Written request: Each line containing the word "this" must be reported.

Records supplied:
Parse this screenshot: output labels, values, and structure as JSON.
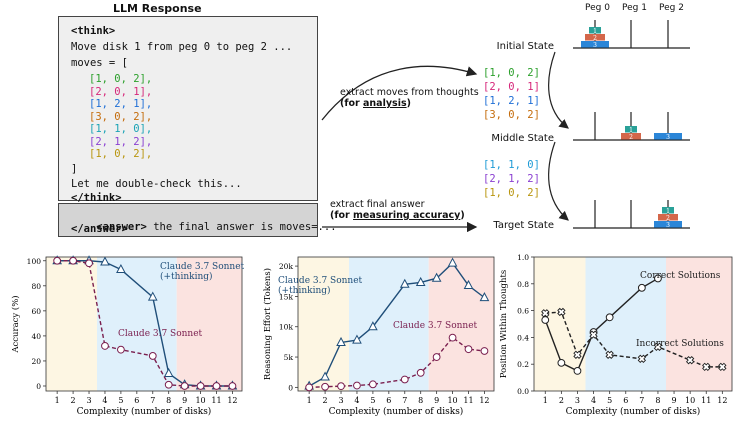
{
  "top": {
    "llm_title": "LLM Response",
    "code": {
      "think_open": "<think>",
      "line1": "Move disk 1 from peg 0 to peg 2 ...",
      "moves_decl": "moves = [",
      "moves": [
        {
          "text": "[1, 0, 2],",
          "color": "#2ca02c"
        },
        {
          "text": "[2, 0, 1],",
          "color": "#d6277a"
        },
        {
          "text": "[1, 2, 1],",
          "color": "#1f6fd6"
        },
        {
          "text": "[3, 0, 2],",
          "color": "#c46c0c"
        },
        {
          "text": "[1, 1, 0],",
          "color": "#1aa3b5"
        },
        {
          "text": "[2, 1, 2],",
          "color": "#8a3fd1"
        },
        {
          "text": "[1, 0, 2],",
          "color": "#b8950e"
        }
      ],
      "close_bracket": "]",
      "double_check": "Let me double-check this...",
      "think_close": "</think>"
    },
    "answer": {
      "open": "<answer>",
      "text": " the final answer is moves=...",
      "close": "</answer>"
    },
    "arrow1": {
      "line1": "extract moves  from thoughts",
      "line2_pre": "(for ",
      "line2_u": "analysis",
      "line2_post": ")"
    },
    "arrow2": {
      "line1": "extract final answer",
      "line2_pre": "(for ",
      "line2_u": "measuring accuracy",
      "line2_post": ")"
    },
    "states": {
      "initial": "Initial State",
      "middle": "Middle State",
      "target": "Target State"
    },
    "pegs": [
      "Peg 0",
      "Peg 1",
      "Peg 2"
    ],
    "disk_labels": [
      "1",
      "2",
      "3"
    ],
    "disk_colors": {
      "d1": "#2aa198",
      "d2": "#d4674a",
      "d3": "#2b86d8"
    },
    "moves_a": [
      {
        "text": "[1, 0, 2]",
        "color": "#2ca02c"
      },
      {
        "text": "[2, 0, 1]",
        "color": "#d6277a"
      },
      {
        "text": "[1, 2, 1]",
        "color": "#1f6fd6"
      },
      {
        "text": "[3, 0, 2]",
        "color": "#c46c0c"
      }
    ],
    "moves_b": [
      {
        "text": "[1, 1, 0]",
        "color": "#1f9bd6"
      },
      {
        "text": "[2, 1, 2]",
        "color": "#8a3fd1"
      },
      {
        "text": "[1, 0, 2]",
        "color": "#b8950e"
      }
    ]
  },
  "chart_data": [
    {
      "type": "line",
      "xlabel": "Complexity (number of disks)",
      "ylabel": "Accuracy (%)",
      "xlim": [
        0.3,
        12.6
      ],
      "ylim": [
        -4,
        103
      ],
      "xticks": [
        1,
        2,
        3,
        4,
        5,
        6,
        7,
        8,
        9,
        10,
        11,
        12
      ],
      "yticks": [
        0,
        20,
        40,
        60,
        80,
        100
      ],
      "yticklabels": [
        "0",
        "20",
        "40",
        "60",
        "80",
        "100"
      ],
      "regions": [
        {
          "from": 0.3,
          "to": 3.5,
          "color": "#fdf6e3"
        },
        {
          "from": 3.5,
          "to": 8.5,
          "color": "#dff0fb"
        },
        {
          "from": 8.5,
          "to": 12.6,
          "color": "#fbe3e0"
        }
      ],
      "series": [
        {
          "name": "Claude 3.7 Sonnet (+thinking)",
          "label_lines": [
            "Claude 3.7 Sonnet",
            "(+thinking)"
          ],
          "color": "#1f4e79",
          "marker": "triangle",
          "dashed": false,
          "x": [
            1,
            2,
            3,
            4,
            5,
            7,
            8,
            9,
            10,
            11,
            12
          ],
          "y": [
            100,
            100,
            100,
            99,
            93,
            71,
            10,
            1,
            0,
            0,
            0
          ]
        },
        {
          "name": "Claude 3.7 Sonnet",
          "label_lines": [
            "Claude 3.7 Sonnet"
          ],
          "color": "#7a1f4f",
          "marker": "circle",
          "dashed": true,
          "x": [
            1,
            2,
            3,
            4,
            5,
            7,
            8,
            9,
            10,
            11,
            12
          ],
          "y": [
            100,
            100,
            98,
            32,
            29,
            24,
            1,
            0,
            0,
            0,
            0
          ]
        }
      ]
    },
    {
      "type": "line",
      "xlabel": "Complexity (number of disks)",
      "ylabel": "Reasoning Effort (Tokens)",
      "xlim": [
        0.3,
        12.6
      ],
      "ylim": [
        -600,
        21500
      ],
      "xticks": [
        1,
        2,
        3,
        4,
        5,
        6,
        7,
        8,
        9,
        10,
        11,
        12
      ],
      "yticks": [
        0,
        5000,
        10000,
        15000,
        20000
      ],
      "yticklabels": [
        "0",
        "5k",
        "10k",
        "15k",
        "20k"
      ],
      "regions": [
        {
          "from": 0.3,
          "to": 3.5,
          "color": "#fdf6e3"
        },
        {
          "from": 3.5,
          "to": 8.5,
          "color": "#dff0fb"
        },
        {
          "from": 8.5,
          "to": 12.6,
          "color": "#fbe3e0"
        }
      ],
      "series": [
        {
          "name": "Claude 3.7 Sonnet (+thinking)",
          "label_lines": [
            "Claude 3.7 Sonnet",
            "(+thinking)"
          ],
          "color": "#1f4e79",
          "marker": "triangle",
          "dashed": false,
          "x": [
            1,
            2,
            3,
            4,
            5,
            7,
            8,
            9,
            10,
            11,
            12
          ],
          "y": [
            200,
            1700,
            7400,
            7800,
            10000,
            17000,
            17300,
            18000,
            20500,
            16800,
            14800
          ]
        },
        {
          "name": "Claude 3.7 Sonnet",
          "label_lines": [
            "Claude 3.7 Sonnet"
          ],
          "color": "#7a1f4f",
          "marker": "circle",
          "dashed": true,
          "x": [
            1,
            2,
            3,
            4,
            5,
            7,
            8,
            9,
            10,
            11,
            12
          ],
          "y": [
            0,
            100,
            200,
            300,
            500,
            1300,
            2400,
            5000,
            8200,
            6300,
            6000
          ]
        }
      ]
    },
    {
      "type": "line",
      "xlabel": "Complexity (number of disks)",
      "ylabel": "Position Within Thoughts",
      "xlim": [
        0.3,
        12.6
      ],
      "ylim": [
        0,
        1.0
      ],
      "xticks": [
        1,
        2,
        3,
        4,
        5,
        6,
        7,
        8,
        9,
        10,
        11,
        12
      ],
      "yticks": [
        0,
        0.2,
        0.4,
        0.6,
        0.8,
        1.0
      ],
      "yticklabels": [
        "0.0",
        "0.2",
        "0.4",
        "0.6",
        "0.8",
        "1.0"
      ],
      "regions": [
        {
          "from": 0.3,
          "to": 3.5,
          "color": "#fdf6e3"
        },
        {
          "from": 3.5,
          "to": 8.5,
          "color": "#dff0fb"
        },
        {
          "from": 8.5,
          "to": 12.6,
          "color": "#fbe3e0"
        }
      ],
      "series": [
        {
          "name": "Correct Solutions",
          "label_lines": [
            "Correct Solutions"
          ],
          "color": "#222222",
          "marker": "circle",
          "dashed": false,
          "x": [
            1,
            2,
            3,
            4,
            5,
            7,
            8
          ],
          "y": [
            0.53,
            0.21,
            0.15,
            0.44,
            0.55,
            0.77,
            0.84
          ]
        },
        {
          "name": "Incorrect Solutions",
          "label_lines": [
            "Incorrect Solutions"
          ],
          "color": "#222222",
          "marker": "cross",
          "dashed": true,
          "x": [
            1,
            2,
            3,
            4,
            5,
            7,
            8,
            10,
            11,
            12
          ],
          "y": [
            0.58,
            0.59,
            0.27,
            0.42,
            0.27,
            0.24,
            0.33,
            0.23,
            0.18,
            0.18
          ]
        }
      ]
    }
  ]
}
--
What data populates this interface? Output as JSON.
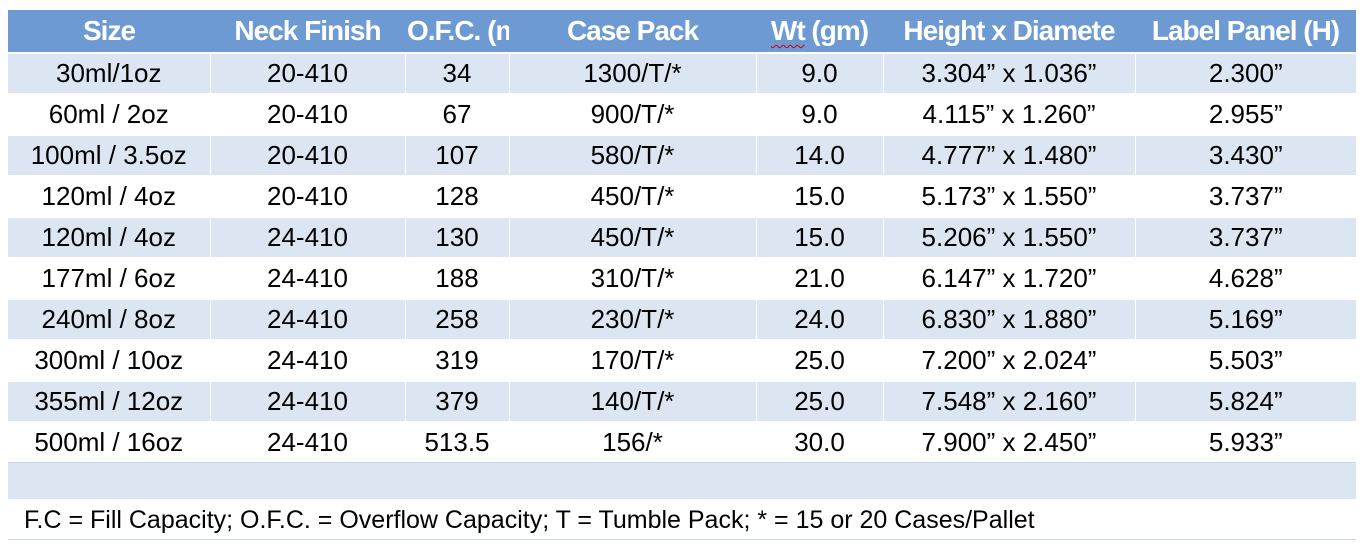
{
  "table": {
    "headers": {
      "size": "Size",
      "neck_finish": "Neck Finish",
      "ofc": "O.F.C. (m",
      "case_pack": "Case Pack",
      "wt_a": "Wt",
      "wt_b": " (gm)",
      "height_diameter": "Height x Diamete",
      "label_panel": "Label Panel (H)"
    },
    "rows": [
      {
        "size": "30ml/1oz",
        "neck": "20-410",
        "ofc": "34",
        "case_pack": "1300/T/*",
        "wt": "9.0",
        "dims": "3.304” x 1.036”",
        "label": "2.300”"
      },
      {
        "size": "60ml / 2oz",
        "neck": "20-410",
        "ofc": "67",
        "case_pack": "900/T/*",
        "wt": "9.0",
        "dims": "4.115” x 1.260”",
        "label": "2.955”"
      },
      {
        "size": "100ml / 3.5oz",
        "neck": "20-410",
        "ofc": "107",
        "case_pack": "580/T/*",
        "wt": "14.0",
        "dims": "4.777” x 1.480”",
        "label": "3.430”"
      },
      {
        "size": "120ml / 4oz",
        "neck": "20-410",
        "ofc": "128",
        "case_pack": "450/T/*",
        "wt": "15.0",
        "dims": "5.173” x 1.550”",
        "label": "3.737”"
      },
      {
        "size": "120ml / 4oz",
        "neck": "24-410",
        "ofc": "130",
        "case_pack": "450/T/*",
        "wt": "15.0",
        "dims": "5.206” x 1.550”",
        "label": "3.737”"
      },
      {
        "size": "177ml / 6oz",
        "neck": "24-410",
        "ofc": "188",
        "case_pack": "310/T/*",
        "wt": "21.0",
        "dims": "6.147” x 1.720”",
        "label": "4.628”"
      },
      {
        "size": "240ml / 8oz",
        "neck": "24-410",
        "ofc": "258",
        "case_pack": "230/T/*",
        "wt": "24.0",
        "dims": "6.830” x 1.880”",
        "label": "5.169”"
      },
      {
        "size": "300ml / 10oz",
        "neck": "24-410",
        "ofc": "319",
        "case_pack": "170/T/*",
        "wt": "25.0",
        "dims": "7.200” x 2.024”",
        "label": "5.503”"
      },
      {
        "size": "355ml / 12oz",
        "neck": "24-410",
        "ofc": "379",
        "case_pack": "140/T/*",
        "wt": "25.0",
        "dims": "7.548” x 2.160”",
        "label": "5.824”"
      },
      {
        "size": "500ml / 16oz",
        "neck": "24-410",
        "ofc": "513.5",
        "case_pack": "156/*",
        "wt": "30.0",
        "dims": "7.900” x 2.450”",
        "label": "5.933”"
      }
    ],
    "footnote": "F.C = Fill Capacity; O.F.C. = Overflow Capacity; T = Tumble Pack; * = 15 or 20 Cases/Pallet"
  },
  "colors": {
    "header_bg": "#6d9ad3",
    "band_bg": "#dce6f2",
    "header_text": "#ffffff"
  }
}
--
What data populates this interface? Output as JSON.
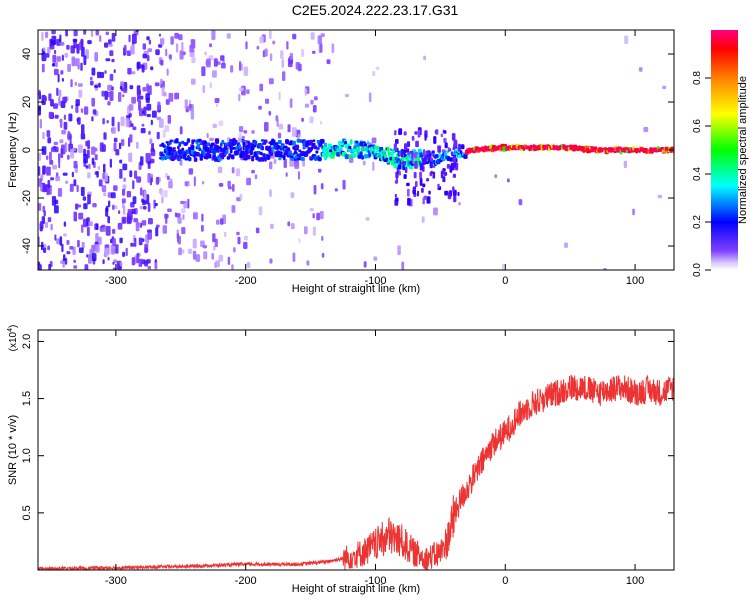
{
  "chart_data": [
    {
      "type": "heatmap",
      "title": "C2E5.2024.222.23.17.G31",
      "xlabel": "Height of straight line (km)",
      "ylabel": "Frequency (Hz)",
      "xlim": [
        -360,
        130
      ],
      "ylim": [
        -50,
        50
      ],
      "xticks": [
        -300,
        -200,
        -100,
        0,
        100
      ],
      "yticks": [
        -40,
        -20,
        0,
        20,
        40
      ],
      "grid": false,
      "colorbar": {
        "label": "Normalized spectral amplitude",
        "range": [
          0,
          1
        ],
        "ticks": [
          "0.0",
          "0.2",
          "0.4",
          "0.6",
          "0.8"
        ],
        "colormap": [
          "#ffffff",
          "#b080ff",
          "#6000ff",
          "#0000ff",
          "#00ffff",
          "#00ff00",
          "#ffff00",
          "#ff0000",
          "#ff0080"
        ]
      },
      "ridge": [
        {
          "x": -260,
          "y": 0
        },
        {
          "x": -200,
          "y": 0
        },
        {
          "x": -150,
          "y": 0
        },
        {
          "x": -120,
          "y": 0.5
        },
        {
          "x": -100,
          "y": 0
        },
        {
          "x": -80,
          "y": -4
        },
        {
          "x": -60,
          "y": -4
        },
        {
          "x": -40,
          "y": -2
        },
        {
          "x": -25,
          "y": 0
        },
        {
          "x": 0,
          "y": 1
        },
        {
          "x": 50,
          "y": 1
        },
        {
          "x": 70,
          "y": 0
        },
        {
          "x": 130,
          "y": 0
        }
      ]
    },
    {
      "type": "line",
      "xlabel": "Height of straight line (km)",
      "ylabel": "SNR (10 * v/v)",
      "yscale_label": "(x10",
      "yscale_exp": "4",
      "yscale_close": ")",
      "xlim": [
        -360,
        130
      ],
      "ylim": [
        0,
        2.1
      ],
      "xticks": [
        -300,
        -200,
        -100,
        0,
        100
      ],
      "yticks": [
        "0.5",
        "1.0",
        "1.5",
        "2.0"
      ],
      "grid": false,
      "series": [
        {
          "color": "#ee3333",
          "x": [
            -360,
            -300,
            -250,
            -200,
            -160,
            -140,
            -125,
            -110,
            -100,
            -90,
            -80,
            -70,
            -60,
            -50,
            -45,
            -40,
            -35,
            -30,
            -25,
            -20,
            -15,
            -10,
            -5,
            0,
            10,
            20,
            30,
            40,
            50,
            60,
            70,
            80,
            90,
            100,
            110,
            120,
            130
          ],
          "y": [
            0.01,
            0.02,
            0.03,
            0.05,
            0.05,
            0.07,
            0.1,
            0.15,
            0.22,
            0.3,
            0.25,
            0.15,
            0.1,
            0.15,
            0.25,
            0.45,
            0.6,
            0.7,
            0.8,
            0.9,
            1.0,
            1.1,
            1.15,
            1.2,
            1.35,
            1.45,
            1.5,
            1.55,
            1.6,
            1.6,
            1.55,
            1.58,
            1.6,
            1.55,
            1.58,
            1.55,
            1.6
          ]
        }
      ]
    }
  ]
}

Written response:
Parse this screenshot: output labels, values, and structure as JSON.
      "double_check": "Let me double-check this...",
What data populates this interface? Output as JSON.
What data populates this interface? Output as JSON.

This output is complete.